> Exercise task: Each line that includes "this" counts once; give the total and nothing besides.

> Given entries:
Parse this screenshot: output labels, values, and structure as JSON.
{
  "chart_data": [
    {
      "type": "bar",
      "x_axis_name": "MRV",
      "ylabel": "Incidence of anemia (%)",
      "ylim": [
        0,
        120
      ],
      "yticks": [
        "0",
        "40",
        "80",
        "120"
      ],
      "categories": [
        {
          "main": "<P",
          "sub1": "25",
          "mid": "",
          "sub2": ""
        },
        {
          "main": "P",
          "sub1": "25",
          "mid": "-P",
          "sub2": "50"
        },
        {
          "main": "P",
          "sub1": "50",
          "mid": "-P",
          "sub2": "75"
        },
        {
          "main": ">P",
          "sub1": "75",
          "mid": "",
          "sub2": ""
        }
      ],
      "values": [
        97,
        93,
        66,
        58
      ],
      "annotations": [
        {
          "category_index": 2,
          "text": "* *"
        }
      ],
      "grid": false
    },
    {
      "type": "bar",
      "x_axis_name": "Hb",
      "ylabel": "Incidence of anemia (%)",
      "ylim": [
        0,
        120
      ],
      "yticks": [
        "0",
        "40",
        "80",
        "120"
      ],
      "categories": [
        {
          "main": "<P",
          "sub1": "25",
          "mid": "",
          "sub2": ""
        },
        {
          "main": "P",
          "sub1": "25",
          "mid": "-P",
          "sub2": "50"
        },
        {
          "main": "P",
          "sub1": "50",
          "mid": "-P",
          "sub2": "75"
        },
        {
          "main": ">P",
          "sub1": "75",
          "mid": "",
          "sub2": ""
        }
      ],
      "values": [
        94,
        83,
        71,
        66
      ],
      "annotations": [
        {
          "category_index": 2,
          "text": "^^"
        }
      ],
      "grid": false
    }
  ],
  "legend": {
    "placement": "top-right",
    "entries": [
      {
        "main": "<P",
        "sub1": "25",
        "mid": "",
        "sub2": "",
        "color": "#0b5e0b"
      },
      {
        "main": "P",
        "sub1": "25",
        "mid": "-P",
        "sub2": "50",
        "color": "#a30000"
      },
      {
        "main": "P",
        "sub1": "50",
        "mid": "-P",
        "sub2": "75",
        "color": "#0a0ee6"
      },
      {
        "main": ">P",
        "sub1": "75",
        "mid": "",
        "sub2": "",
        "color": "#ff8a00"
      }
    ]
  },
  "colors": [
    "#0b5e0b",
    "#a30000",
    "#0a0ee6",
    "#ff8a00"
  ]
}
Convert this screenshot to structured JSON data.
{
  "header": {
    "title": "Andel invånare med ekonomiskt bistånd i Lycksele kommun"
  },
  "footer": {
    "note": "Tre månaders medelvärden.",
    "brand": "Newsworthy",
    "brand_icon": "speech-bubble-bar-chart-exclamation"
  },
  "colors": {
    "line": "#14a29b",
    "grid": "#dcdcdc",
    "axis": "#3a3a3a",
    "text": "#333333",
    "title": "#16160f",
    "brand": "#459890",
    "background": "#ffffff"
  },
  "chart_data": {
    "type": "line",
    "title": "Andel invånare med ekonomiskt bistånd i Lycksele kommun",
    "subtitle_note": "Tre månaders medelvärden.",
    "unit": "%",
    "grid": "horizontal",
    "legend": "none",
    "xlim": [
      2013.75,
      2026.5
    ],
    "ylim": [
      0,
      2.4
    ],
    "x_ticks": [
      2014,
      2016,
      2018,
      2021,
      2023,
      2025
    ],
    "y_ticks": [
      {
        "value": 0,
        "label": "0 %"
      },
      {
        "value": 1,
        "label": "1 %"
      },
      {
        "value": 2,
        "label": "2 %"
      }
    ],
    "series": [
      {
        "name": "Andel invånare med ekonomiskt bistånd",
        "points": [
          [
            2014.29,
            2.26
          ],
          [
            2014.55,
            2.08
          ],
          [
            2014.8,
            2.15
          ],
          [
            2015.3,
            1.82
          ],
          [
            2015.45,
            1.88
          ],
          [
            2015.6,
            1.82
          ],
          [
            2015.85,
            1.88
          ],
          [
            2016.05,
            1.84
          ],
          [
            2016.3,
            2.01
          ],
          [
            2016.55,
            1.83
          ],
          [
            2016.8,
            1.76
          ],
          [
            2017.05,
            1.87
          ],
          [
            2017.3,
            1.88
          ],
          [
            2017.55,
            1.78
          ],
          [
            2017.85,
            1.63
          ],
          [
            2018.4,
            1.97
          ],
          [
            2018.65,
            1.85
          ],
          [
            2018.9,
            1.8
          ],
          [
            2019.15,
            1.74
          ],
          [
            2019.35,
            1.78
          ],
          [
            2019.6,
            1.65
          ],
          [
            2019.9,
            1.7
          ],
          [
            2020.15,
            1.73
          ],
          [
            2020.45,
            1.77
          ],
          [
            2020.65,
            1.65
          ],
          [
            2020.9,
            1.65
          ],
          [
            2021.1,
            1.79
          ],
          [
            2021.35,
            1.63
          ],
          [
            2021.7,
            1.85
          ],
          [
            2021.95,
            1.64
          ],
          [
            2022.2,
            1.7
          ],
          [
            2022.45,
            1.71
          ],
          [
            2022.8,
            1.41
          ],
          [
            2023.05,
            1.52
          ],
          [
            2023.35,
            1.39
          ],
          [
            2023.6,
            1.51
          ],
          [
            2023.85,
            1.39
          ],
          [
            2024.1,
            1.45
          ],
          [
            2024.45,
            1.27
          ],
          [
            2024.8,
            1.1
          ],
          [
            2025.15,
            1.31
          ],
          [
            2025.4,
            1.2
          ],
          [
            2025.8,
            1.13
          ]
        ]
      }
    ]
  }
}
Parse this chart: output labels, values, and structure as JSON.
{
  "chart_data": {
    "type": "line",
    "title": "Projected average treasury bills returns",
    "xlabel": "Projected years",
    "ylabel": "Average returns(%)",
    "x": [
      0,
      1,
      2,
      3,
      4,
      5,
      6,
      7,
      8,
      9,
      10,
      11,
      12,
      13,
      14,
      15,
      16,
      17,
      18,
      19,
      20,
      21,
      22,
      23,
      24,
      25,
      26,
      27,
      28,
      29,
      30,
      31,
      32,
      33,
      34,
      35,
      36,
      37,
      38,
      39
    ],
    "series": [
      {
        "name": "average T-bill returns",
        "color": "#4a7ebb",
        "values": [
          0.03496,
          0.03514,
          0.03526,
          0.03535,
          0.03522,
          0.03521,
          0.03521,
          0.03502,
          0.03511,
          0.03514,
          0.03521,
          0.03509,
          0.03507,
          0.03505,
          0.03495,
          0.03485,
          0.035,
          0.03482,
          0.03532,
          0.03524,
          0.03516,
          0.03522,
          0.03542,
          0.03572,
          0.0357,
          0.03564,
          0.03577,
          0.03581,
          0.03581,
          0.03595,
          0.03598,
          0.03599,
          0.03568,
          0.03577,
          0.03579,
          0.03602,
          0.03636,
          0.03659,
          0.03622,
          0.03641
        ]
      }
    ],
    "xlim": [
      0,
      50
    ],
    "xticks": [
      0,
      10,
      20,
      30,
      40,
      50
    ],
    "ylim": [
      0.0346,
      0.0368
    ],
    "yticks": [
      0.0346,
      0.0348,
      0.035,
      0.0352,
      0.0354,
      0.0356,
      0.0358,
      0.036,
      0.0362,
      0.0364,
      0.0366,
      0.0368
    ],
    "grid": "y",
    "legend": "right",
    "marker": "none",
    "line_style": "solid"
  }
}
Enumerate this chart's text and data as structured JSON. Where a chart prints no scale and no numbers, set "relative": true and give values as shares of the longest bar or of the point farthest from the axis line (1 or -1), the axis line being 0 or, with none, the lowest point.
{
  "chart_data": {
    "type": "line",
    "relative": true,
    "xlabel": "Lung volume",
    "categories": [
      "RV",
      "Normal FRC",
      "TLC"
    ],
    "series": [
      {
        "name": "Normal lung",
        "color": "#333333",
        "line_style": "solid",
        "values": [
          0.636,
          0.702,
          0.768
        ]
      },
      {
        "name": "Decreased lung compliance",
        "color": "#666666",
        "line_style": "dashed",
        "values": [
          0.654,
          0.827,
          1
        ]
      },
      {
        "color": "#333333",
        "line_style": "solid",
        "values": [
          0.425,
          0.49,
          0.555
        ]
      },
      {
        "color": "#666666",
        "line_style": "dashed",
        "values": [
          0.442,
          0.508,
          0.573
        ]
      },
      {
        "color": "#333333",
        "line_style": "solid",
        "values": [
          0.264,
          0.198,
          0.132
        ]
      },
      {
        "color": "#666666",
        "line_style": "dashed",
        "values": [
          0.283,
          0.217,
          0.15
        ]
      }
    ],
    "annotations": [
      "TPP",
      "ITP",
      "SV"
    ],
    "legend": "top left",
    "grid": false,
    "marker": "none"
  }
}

> Task result: 4